About this task: Please give the data again in full, exactly as provided.

Supplied material:

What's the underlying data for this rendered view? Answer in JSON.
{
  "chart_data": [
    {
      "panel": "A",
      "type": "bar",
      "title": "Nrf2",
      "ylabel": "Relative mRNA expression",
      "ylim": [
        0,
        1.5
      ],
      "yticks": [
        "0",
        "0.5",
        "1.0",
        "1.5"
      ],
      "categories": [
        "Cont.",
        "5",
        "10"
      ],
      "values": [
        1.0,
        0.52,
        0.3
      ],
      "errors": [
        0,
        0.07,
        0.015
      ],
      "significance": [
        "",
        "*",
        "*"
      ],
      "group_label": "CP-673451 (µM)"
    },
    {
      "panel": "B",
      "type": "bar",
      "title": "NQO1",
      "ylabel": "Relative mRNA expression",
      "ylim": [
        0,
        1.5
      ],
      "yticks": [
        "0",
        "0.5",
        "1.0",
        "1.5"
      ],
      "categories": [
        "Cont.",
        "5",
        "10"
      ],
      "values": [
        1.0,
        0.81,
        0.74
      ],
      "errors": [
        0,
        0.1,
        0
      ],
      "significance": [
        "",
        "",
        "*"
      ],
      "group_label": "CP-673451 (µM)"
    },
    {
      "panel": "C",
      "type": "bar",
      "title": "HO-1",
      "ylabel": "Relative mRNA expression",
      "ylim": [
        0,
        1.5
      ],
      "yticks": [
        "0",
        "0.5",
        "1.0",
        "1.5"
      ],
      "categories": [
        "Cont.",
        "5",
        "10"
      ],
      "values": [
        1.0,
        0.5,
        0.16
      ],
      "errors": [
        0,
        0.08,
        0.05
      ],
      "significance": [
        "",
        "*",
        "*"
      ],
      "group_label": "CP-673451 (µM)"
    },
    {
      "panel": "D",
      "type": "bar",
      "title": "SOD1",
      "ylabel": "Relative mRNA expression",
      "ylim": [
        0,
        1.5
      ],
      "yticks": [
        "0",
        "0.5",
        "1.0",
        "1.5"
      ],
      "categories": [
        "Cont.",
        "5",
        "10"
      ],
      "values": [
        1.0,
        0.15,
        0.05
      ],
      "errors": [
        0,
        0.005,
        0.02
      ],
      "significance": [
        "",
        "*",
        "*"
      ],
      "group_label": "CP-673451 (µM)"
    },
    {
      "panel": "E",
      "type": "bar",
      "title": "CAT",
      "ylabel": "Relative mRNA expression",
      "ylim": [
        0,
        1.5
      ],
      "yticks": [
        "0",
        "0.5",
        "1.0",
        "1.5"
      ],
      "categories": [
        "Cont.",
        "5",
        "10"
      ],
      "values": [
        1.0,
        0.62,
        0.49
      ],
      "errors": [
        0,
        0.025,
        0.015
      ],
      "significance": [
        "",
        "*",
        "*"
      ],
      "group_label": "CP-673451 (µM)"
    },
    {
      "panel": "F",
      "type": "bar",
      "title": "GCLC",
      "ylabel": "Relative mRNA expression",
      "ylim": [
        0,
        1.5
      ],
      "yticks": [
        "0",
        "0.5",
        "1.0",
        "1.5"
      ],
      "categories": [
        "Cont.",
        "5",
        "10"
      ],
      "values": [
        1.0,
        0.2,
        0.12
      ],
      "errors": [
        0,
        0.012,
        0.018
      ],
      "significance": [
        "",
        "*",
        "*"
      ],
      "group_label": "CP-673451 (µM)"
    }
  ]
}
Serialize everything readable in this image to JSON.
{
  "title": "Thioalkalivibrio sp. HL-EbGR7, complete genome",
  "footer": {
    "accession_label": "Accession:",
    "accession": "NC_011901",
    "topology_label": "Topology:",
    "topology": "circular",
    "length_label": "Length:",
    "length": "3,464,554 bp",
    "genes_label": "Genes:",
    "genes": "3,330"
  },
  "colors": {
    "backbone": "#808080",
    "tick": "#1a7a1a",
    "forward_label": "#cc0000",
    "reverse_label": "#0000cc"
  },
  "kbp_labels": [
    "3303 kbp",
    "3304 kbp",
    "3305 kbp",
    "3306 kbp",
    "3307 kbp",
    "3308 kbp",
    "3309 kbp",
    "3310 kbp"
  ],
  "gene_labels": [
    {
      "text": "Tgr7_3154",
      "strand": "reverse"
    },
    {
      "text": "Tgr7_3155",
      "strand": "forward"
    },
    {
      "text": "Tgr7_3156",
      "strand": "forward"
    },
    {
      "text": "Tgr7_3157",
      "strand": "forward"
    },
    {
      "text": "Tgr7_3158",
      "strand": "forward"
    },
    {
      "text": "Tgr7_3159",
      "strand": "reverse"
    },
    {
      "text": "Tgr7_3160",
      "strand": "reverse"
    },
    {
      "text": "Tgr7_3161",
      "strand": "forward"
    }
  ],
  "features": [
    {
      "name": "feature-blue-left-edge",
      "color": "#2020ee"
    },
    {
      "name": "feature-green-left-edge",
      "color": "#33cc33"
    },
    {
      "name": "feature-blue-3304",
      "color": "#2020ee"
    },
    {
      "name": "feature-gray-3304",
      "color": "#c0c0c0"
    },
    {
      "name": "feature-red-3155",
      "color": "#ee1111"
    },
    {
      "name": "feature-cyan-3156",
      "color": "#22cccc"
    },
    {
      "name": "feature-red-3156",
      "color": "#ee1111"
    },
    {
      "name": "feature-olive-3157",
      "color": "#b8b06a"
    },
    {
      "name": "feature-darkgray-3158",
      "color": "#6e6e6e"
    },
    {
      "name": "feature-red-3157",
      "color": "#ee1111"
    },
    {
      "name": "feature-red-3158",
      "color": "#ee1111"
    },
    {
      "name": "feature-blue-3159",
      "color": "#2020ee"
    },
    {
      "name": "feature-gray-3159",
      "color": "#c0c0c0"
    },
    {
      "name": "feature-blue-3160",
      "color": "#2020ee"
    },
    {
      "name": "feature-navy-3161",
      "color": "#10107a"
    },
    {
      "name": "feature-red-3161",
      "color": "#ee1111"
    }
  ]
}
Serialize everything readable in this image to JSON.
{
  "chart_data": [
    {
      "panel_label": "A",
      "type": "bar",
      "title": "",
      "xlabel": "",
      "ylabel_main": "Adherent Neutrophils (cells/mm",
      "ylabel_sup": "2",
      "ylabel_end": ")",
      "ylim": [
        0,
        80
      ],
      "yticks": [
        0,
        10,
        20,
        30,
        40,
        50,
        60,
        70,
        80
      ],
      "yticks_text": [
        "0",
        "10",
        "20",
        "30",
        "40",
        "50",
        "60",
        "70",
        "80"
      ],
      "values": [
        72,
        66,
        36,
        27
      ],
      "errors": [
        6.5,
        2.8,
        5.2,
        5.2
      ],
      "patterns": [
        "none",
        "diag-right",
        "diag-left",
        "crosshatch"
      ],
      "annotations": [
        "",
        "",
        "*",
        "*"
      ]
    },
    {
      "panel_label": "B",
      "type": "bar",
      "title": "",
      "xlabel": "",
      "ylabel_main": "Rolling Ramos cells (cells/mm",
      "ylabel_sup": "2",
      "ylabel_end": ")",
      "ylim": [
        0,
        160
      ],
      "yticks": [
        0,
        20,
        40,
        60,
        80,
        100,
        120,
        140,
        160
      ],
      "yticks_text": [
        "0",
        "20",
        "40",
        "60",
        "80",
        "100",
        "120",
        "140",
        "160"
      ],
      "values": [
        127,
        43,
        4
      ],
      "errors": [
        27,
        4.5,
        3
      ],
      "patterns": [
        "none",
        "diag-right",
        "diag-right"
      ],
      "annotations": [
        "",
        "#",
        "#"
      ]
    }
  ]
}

Task output:
What's the underlying data for this rendered view? Answer in JSON.
{
  "chart_data": [
    {
      "panel": "A",
      "type": "bar",
      "title": "Nrf2",
      "ylabel": "Relative mRNA expression",
      "ylim": [
        0,
        1.5
      ],
      "yticks": [
        "0",
        "0.5",
        "1.0",
        "1.5"
      ],
      "categories": [
        "Cont.",
        "5",
        "10"
      ],
      "values": [
        1.0,
        0.52,
        0.3
      ],
      "errors": [
        0,
        0.07,
        0.015
      ],
      "significance": [
        "",
        "*",
        "*"
      ],
      "group_label": "CP-673451 (µM)"
    },
    {
      "panel": "B",
      "type": "bar",
      "title": "NQO1",
      "ylabel": "Relative mRNA expression",
      "ylim": [
        0,
        1.5
      ],
      "yticks": [
        "0",
        "0.5",
        "1.0",
        "1.5"
      ],
      "categories": [
        "Cont.",
        "5",
        "10"
      ],
      "values": [
        1.0,
        0.81,
        0.74
      ],
      "errors": [
        0,
        0.1,
        0
      ],
      "significance": [
        "",
        "",
        "*"
      ],
      "group_label": "CP-673451 (µM)"
    },
    {
      "panel": "C",
      "type": "bar",
      "title": "HO-1",
      "ylabel": "Relative mRNA expression",
      "ylim": [
        0,
        1.5
      ],
      "yticks": [
        "0",
        "0.5",
        "1.0",
        "1.5"
      ],
      "categories": [
        "Cont.",
        "5",
        "10"
      ],
      "values": [
        1.0,
        0.5,
        0.16
      ],
      "errors": [
        0,
        0.08,
        0.05
      ],
      "significance": [
        "",
        "*",
        "*"
      ],
      "group_label": "CP-673451 (µM)"
    },
    {
      "panel": "D",
      "type": "bar",
      "title": "SOD1",
      "ylabel": "Relative mRNA expression",
      "ylim": [
        0,
        1.5
      ],
      "yticks": [
        "0",
        "0.5",
        "1.0",
        "1.5"
      ],
      "categories": [
        "Cont.",
        "5",
        "10"
      ],
      "values": [
        1.0,
        0.15,
        0.05
      ],
      "errors": [
        0,
        0.005,
        0.02
      ],
      "significance": [
        "",
        "*",
        "*"
      ],
      "group_label": "CP-673451 (µM)"
    },
    {
      "panel": "E",
      "type": "bar",
      "title": "CAT",
      "ylabel": "Relative mRNA expression",
      "ylim": [
        0,
        1.5
      ],
      "yticks": [
        "0",
        "0.5",
        "1.0",
        "1.5"
      ],
      "categories": [
        "Cont.",
        "5",
        "10"
      ],
      "values": [
        1.0,
        0.62,
        0.49
      ],
      "errors": [
        0,
        0.025,
        0.015
      ],
      "significance": [
        "",
        "*",
        "*"
      ],
      "group_label": "CP-673451 (µM)"
    },
    {
      "panel": "F",
      "type": "bar",
      "title": "GCLC",
      "ylabel": "Relative mRNA expression",
      "ylim": [
        0,
        1.5
      ],
      "yticks": [
        "0",
        "0.5",
        "1.0",
        "1.5"
      ],
      "categories": [
        "Cont.",
        "5",
        "10"
      ],
      "values": [
        1.0,
        0.2,
        0.12
      ],
      "errors": [
        0,
        0.012,
        0.018
      ],
      "significance": [
        "",
        "*",
        "*"
      ],
      "group_label": "CP-673451 (µM)"
    }
  ]
}
Serialize everything readable in this image to JSON.
{
  "title": "Thioalkalivibrio sp. HL-EbGR7, complete genome",
  "footer": {
    "accession_label": "Accession:",
    "accession": "NC_011901",
    "topology_label": "Topology:",
    "topology": "circular",
    "length_label": "Length:",
    "length": "3,464,554 bp",
    "genes_label": "Genes:",
    "genes": "3,330"
  },
  "colors": {
    "backbone": "#808080",
    "tick": "#1a7a1a",
    "forward_label": "#cc0000",
    "reverse_label": "#0000cc"
  },
  "kbp_labels": [
    "3303 kbp",
    "3304 kbp",
    "3305 kbp",
    "3306 kbp",
    "3307 kbp",
    "3308 kbp",
    "3309 kbp",
    "3310 kbp"
  ],
  "gene_labels": [
    {
      "text": "Tgr7_3154",
      "strand": "reverse"
    },
    {
      "text": "Tgr7_3155",
      "strand": "forward"
    },
    {
      "text": "Tgr7_3156",
      "strand": "forward"
    },
    {
      "text": "Tgr7_3157",
      "strand": "forward"
    },
    {
      "text": "Tgr7_3158",
      "strand": "forward"
    },
    {
      "text": "Tgr7_3159",
      "strand": "reverse"
    },
    {
      "text": "Tgr7_3160",
      "strand": "reverse"
    },
    {
      "text": "Tgr7_3161",
      "strand": "forward"
    }
  ],
  "features": [
    {
      "name": "feature-blue-left-edge",
      "color": "#2020ee"
    },
    {
      "name": "feature-green-left-edge",
      "color": "#33cc33"
    },
    {
      "name": "feature-blue-3304",
      "color": "#2020ee"
    },
    {
      "name": "feature-gray-3304",
      "color": "#c0c0c0"
    },
    {
      "name": "feature-red-3155",
      "color": "#ee1111"
    },
    {
      "name": "feature-cyan-3156",
      "color": "#22cccc"
    },
    {
      "name": "feature-red-3156",
      "color": "#ee1111"
    },
    {
      "name": "feature-olive-3157",
      "color": "#b8b06a"
    },
    {
      "name": "feature-darkgray-3158",
      "color": "#6e6e6e"
    },
    {
      "name": "feature-red-3157",
      "color": "#ee1111"
    },
    {
      "name": "feature-red-3158",
      "color": "#ee1111"
    },
    {
      "name": "feature-blue-3159",
      "color": "#2020ee"
    },
    {
      "name": "feature-gray-3159",
      "color": "#c0c0c0"
    },
    {
      "name": "feature-blue-3160",
      "color": "#2020ee"
    },
    {
      "name": "feature-navy-3161",
      "color": "#10107a"
    },
    {
      "name": "feature-red-3161",
      "color": "#ee1111"
    }
  ]
}
Serialize everything readable in this image to JSON.
{
  "chart_data": [
    {
      "panel_label": "A",
      "type": "bar",
      "title": "",
      "xlabel": "",
      "ylabel_main": "Adherent Neutrophils (cells/mm",
      "ylabel_sup": "2",
      "ylabel_end": ")",
      "ylim": [
        0,
        80
      ],
      "yticks": [
        0,
        10,
        20,
        30,
        40,
        50,
        60,
        70,
        80
      ],
      "yticks_text": [
        "0",
        "10",
        "20",
        "30",
        "40",
        "50",
        "60",
        "70",
        "80"
      ],
      "values": [
        72,
        66,
        36,
        27
      ],
      "errors": [
        6.5,
        2.8,
        5.2,
        5.2
      ],
      "patterns": [
        "none",
        "diag-right",
        "diag-left",
        "crosshatch"
      ],
      "annotations": [
        "",
        "",
        "*",
        "*"
      ]
    },
    {
      "panel_label": "B",
      "type": "bar",
      "title": "",
      "xlabel": "",
      "ylabel_main": "Rolling Ramos cells (cells/mm",
      "ylabel_sup": "2",
      "ylabel_end": ")",
      "ylim": [
        0,
        160
      ],
      "yticks": [
        0,
        20,
        40,
        60,
        80,
        100,
        120,
        140,
        160
      ],
      "yticks_text": [
        "0",
        "20",
        "40",
        "60",
        "80",
        "100",
        "120",
        "140",
        "160"
      ],
      "values": [
        127,
        43,
        4
      ],
      "errors": [
        27,
        4.5,
        3
      ],
      "patterns": [
        "none",
        "diag-right",
        "diag-right"
      ],
      "annotations": [
        "",
        "#",
        "#"
      ]
    }
  ]
}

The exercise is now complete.